TASK PROMPT » Each record below is to be copied word for word, with pictures removed.

[Saved entries]
....

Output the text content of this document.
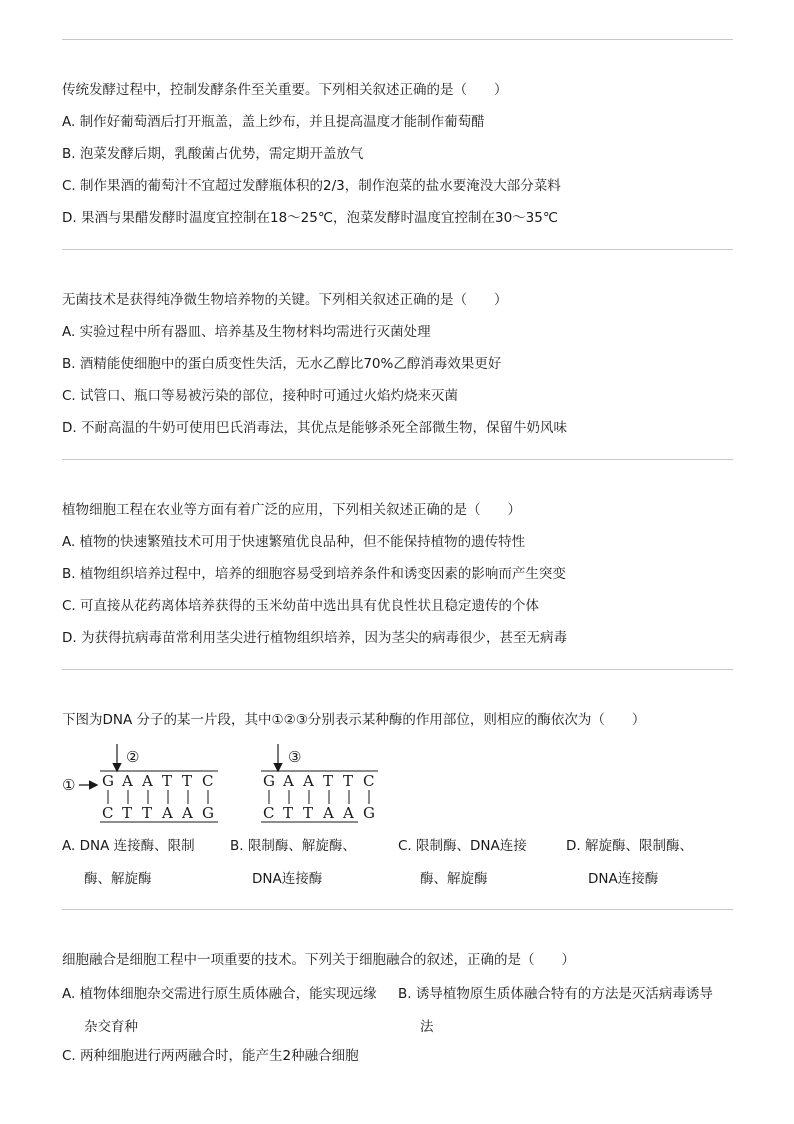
传统发酵过程中，控制发酵条件至关重要。下列相关叙述正确的是（　　）

A. 制作好葡萄酒后打开瓶盖，盖上纱布，并且提高温度才能制作葡萄醋

B. 泡菜发酵后期，乳酸菌占优势，需定期开盖放气

C. 制作果酒的葡萄汁不宜超过发酵瓶体积的2/3，制作泡菜的盐水要淹没大部分菜料

D. 果酒与果醋发酵时温度宜控制在18～25℃，泡菜发酵时温度宜控制在30～35℃

无菌技术是获得纯净微生物培养物的关键。下列相关叙述正确的是（　　）

A. 实验过程中所有器皿、培养基及生物材料均需进行灭菌处理

B. 酒精能使细胞中的蛋白质变性失活，无水乙醇比70%乙醇消毒效果更好

C. 试管口、瓶口等易被污染的部位，接种时可通过火焰灼烧来灭菌

D. 不耐高温的牛奶可使用巴氏消毒法，其优点是能够杀死全部微生物，保留牛奶风味

植物细胞工程在农业等方面有着广泛的应用，下列相关叙述正确的是（　　）

A. 植物的快速繁殖技术可用于快速繁殖优良品种，但不能保持植物的遗传特性

B. 植物组织培养过程中，培养的细胞容易受到培养条件和诱变因素的影响而产生突变

C. 可直接从花药离体培养获得的玉米幼苗中选出具有优良性状且稳定遗传的个体

D. 为获得抗病毒苗常利用茎尖进行植物组织培养，因为茎尖的病毒很少，甚至无病毒

下图为DNA 分子的某一片段，其中①②③分别表示某种酶的作用部位，则相应的酶依次为（　　）

②
① G A A T T C
C T T A A G
③
G A A T T C
C T T A A G
A. DNA 连接酶、限制
酶、解旋酶
B. 限制酶、解旋酶、
DNA连接酶
C. 限制酶、DNA连接
酶、解旋酶
D. 解旋酶、限制酶、
DNA连接酶

细胞融合是细胞工程中一项重要的技术。下列关于细胞融合的叙述，正确的是（　　）

A. 植物体细胞杂交需进行原生质体融合，能实现远缘
杂交育种
B. 诱导植物原生质体融合特有的方法是灭活病毒诱导
法
C. 两种细胞进行两两融合时，能产生2种融合细胞
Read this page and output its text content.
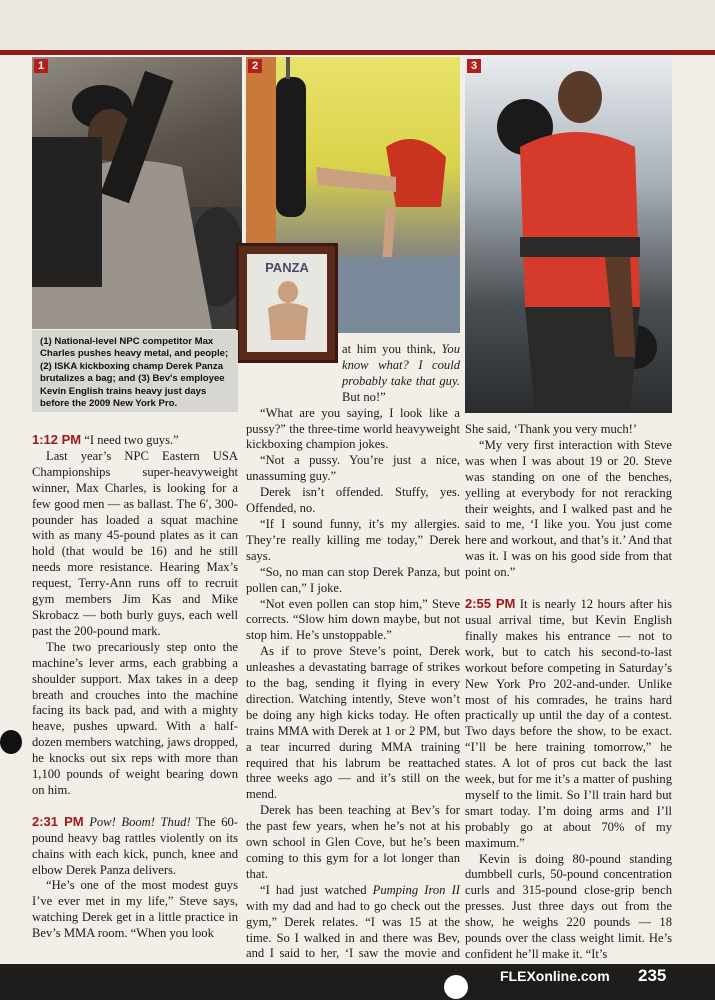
1	2	3
PANZA
(1) National-level NPC competitor Max Charles pushes heavy metal, and people; (2) ISKA kickboxing champ Derek Panza brutalizes a bag; and (3) Bev's employee Kevin English trains heavy just days before the 2009 New York Pro.

1:12 PM “I need two guys.”

Last year’s NPC Eastern USA Championships super-heavyweight winner, Max Charles, is looking for a few good men — as ballast. The 6′, 300-pounder has loaded a squat machine with as many 45-pound plates as it can hold (that would be 16) and he still needs more resistance. Hearing Max’s request, Terry-Ann runs off to recruit gym members Jim Kas and Mike Skrobacz — both burly guys, each well past the 200-pound mark.

The two precariously step onto the machine’s lever arms, each grabbing a shoulder support. Max takes in a deep breath and crouches into the machine facing its back pad, and with a mighty heave, pushes upward. With a half-dozen members watching, jaws dropped, he knocks out six reps with more than 1,100 pounds of weight bearing down on him.

2:31 PM Pow! Boom! Thud! The 60-pound heavy bag rattles violently on its chains with each kick, punch, knee and elbow Derek Panza delivers.

“He’s one of the most modest guys I’ve ever met in my life,” Steve says, watching Derek get in a little practice in Bev’s MMA room. “When you look

at him you think, You know what? I could probably take that guy. But no!”

“What are you saying, I look like a pussy?” the three-time world heavyweight kickboxing champion jokes.

“Not a pussy. You’re just a nice, unassuming guy.”

Derek isn’t offended. Stuffy, yes. Offended, no.

“If I sound funny, it’s my allergies. They’re really killing me today,” Derek says.

“So, no man can stop Derek Panza, but pollen can,” I joke.

“Not even pollen can stop him,” Steve corrects. “Slow him down maybe, but not stop him. He’s unstoppable.”

As if to prove Steve’s point, Derek unleashes a devastating barrage of strikes to the bag, sending it flying in every direction. Watching intently, Steve won’t be doing any high kicks today. He often trains MMA with Derek at 1 or 2 PM, but a tear incurred during MMA training required that his labrum be reattached three weeks ago — and it’s still on the mend.

Derek has been teaching at Bev’s for the past few years, when he’s not at his own school in Glen Cove, but he’s been coming to this gym for a lot longer than that.

“I had just watched Pumping Iron II with my dad and had to go check out the gym,” Derek relates. “I was 15 at the time. So I walked in and there was Bev, and I said to her, ‘I saw the movie and

She said, ‘Thank you very much!’

“My very first interaction with Steve was when I was about 19 or 20. Steve was standing on one of the benches, yelling at everybody for not reracking their weights, and I walked past and he said to me, ‘I like you. You just come here and workout, and that’s it.’ And that was it. I was on his good side from that point on.”

2:55 PM It is nearly 12 hours after his usual arrival time, but Kevin English finally makes his entrance — not to work, but to catch his second-to-last workout before competing in Saturday’s New York Pro 202-and-under. Unlike most of his comrades, he trains hard practically up until the day of a contest. Two days before the show, to be exact. “I’ll be here training tomorrow,” he states. A lot of pros cut back the last week, but for me it’s a matter of pushing myself to the limit. So I’ll train hard but smart today. I’m doing arms and I’ll probably go at about 70% of my maximum.”

Kevin is doing 80-pound standing dumbbell curls, 50-pound concentration curls and 315-pound close-grip bench presses. Just three days out from the show, he weighs 220 pounds — 18 pounds over the class weight limit. He’s confident he’ll make it. “It’s

FLEXonline.com 235
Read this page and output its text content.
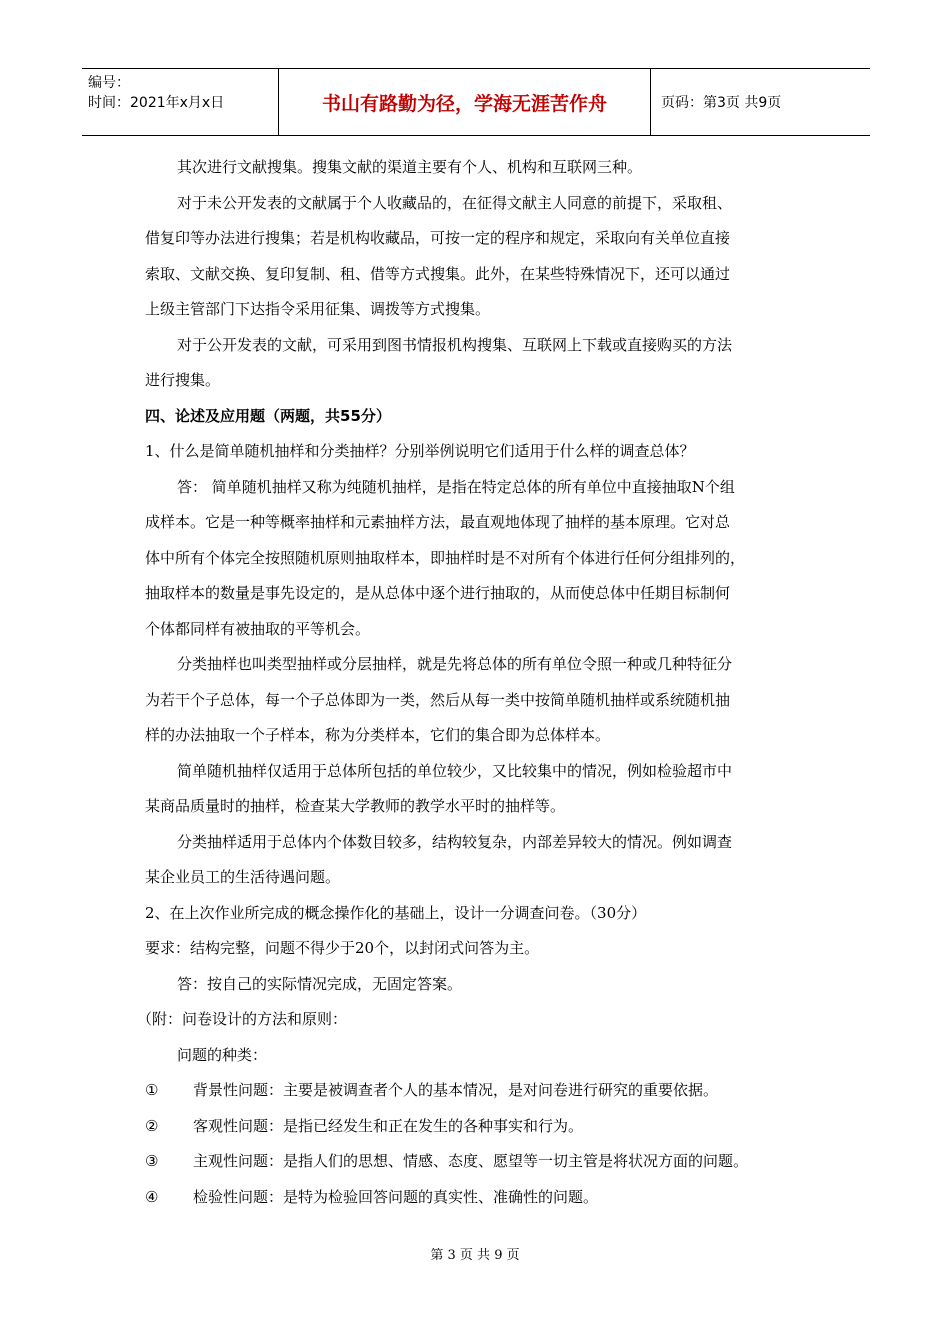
编号：
时间：2021年x月x日	书山有路勤为径，学海无涯苦作舟	页码：第3页 共9页
其次进行文献搜集。搜集文献的渠道主要有个人、机构和互联网三种。
对于未公开发表的文献属于个人收藏品的，在征得文献主人同意的前提下，采取租、
借复印等办法进行搜集；若是机构收藏品，可按一定的程序和规定，采取向有关单位直接
索取、文献交换、复印复制、租、借等方式搜集。此外，在某些特殊情况下，还可以通过
上级主管部门下达指令采用征集、调拨等方式搜集。
对于公开发表的文献，可采用到图书情报机构搜集、互联网上下载或直接购买的方法
进行搜集。
四、论述及应用题（两题，共55分）
1、什么是简单随机抽样和分类抽样？分别举例说明它们适用于什么样的调查总体？
答： 简单随机抽样又称为纯随机抽样，是指在特定总体的所有单位中直接抽取N个组
成样本。它是一种等概率抽样和元素抽样方法，最直观地体现了抽样的基本原理。它对总
体中所有个体完全按照随机原则抽取样本，即抽样时是不对所有个体进行任何分组排列的，
抽取样本的数量是事先设定的，是从总体中逐个进行抽取的，从而使总体中任期目标制何
个体都同样有被抽取的平等机会。
分类抽样也叫类型抽样或分层抽样，就是先将总体的所有单位令照一种或几种特征分
为若干个子总体，每一个子总体即为一类，然后从每一类中按简单随机抽样或系统随机抽
样的办法抽取一个子样本，称为分类样本，它们的集合即为总体样本。
简单随机抽样仅适用于总体所包括的单位较少，又比较集中的情况，例如检验超市中
某商品质量时的抽样，检查某大学教师的教学水平时的抽样等。
分类抽样适用于总体内个体数目较多，结构较复杂，内部差异较大的情况。例如调查
某企业员工的生活待遇问题。
2、在上次作业所完成的概念操作化的基础上，设计一分调查问卷。（30分）
要求：结构完整，问题不得少于20个，以封闭式问答为主。
答：按自己的实际情况完成，无固定答案。
（附：问卷设计的方法和原则：
问题的种类：
① 背景性问题：主要是被调查者个人的基本情况，是对问卷进行研究的重要依据。
② 客观性问题：是指已经发生和正在发生的各种事实和行为。
③ 主观性问题：是指人们的思想、情感、态度、愿望等一切主管是将状况方面的问题。
④ 检验性问题：是特为检验回答问题的真实性、准确性的问题。
第 3 页 共 9 页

....

EXERCISE RESPONSE »
Output the text content of this document.
传统发酵过程中，控制发酵条件至关重要。下列相关叙述正确的是（　　）

A. 制作好葡萄酒后打开瓶盖，盖上纱布，并且提高温度才能制作葡萄醋

B. 泡菜发酵后期，乳酸菌占优势，需定期开盖放气

C. 制作果酒的葡萄汁不宜超过发酵瓶体积的2/3，制作泡菜的盐水要淹没大部分菜料

D. 果酒与果醋发酵时温度宜控制在18～25℃，泡菜发酵时温度宜控制在30～35℃

无菌技术是获得纯净微生物培养物的关键。下列相关叙述正确的是（　　）

A. 实验过程中所有器皿、培养基及生物材料均需进行灭菌处理

B. 酒精能使细胞中的蛋白质变性失活，无水乙醇比70%乙醇消毒效果更好

C. 试管口、瓶口等易被污染的部位，接种时可通过火焰灼烧来灭菌

D. 不耐高温的牛奶可使用巴氏消毒法，其优点是能够杀死全部微生物，保留牛奶风味

植物细胞工程在农业等方面有着广泛的应用，下列相关叙述正确的是（　　）

A. 植物的快速繁殖技术可用于快速繁殖优良品种，但不能保持植物的遗传特性

B. 植物组织培养过程中，培养的细胞容易受到培养条件和诱变因素的影响而产生突变

C. 可直接从花药离体培养获得的玉米幼苗中选出具有优良性状且稳定遗传的个体

D. 为获得抗病毒苗常利用茎尖进行植物组织培养，因为茎尖的病毒很少，甚至无病毒

下图为DNA 分子的某一片段，其中①②③分别表示某种酶的作用部位，则相应的酶依次为（　　）

②
① G A A T T C
C T T A A G
③
G A A T T C
C T T A A G
A. DNA 连接酶、限制
酶、解旋酶
B. 限制酶、解旋酶、
DNA连接酶
C. 限制酶、DNA连接
酶、解旋酶
D. 解旋酶、限制酶、
DNA连接酶

细胞融合是细胞工程中一项重要的技术。下列关于细胞融合的叙述，正确的是（　　）

A. 植物体细胞杂交需进行原生质体融合，能实现远缘
杂交育种
B. 诱导植物原生质体融合特有的方法是灭活病毒诱导
法
C. 两种细胞进行两两融合时，能产生2种融合细胞
Read this page and output its text content.
1	2	3
PANZA
(1) National-level NPC competitor Max Charles pushes heavy metal, and people; (2) ISKA kickboxing champ Derek Panza brutalizes a bag; and (3) Bev's employee Kevin English trains heavy just days before the 2009 New York Pro.

1:12 PM “I need two guys.”

Last year’s NPC Eastern USA Championships super-heavyweight winner, Max Charles, is looking for a few good men — as ballast. The 6′, 300-pounder has loaded a squat machine with as many 45-pound plates as it can hold (that would be 16) and he still needs more resistance. Hearing Max’s request, Terry-Ann runs off to recruit gym members Jim Kas and Mike Skrobacz — both burly guys, each well past the 200-pound mark.

The two precariously step onto the machine’s lever arms, each grabbing a shoulder support. Max takes in a deep breath and crouches into the machine facing its back pad, and with a mighty heave, pushes upward. With a half-dozen members watching, jaws dropped, he knocks out six reps with more than 1,100 pounds of weight bearing down on him.

2:31 PM Pow! Boom! Thud! The 60-pound heavy bag rattles violently on its chains with each kick, punch, knee and elbow Derek Panza delivers.

“He’s one of the most modest guys I’ve ever met in my life,” Steve says, watching Derek get in a little practice in Bev’s MMA room. “When you look

at him you think, You know what? I could probably take that guy. But no!”

“What are you saying, I look like a pussy?” the three-time world heavyweight kickboxing champion jokes.

“Not a pussy. You’re just a nice, unassuming guy.”

Derek isn’t offended. Stuffy, yes. Offended, no.

“If I sound funny, it’s my allergies. They’re really killing me today,” Derek says.

“So, no man can stop Derek Panza, but pollen can,” I joke.

“Not even pollen can stop him,” Steve corrects. “Slow him down maybe, but not stop him. He’s unstoppable.”

As if to prove Steve’s point, Derek unleashes a devastating barrage of strikes to the bag, sending it flying in every direction. Watching intently, Steve won’t be doing any high kicks today. He often trains MMA with Derek at 1 or 2 PM, but a tear incurred during MMA training required that his labrum be reattached three weeks ago — and it’s still on the mend.

Derek has been teaching at Bev’s for the past few years, when he’s not at his own school in Glen Cove, but he’s been coming to this gym for a lot longer than that.

“I had just watched Pumping Iron II with my dad and had to go check out the gym,” Derek relates. “I was 15 at the time. So I walked in and there was Bev, and I said to her, ‘I saw the movie and

She said, ‘Thank you very much!’

“My very first interaction with Steve was when I was about 19 or 20. Steve was standing on one of the benches, yelling at everybody for not reracking their weights, and I walked past and he said to me, ‘I like you. You just come here and workout, and that’s it.’ And that was it. I was on his good side from that point on.”

2:55 PM It is nearly 12 hours after his usual arrival time, but Kevin English finally makes his entrance — not to work, but to catch his second-to-last workout before competing in Saturday’s New York Pro 202-and-under. Unlike most of his comrades, he trains hard practically up until the day of a contest. Two days before the show, to be exact. “I’ll be here training tomorrow,” he states. A lot of pros cut back the last week, but for me it’s a matter of pushing myself to the limit. So I’ll train hard but smart today. I’m doing arms and I’ll probably go at about 70% of my maximum.”

Kevin is doing 80-pound standing dumbbell curls, 50-pound concentration curls and 315-pound close-grip bench presses. Just three days out from the show, he weighs 220 pounds — 18 pounds over the class weight limit. He’s confident he’ll make it. “It’s

FLEXonline.com 235
Read this page and output its text content.
编号：
时间：2021年x月x日	书山有路勤为径，学海无涯苦作舟	页码：第3页 共9页
其次进行文献搜集。搜集文献的渠道主要有个人、机构和互联网三种。
对于未公开发表的文献属于个人收藏品的，在征得文献主人同意的前提下，采取租、
借复印等办法进行搜集；若是机构收藏品，可按一定的程序和规定，采取向有关单位直接
索取、文献交换、复印复制、租、借等方式搜集。此外，在某些特殊情况下，还可以通过
上级主管部门下达指令采用征集、调拨等方式搜集。
对于公开发表的文献，可采用到图书情报机构搜集、互联网上下载或直接购买的方法
进行搜集。
四、论述及应用题（两题，共55分）
1、什么是简单随机抽样和分类抽样？分别举例说明它们适用于什么样的调查总体？
答： 简单随机抽样又称为纯随机抽样，是指在特定总体的所有单位中直接抽取N个组
成样本。它是一种等概率抽样和元素抽样方法，最直观地体现了抽样的基本原理。它对总
体中所有个体完全按照随机原则抽取样本，即抽样时是不对所有个体进行任何分组排列的，
抽取样本的数量是事先设定的，是从总体中逐个进行抽取的，从而使总体中任期目标制何
个体都同样有被抽取的平等机会。
分类抽样也叫类型抽样或分层抽样，就是先将总体的所有单位令照一种或几种特征分
为若干个子总体，每一个子总体即为一类，然后从每一类中按简单随机抽样或系统随机抽
样的办法抽取一个子样本，称为分类样本，它们的集合即为总体样本。
简单随机抽样仅适用于总体所包括的单位较少，又比较集中的情况，例如检验超市中
某商品质量时的抽样，检查某大学教师的教学水平时的抽样等。
分类抽样适用于总体内个体数目较多，结构较复杂，内部差异较大的情况。例如调查
某企业员工的生活待遇问题。
2、在上次作业所完成的概念操作化的基础上，设计一分调查问卷。（30分）
要求：结构完整，问题不得少于20个，以封闭式问答为主。
答：按自己的实际情况完成，无固定答案。
（附：问卷设计的方法和原则：
问题的种类：
① 背景性问题：主要是被调查者个人的基本情况，是对问卷进行研究的重要依据。
② 客观性问题：是指已经发生和正在发生的各种事实和行为。
③ 主观性问题：是指人们的思想、情感、态度、愿望等一切主管是将状况方面的问题。
④ 检验性问题：是特为检验回答问题的真实性、准确性的问题。
第 3 页 共 9 页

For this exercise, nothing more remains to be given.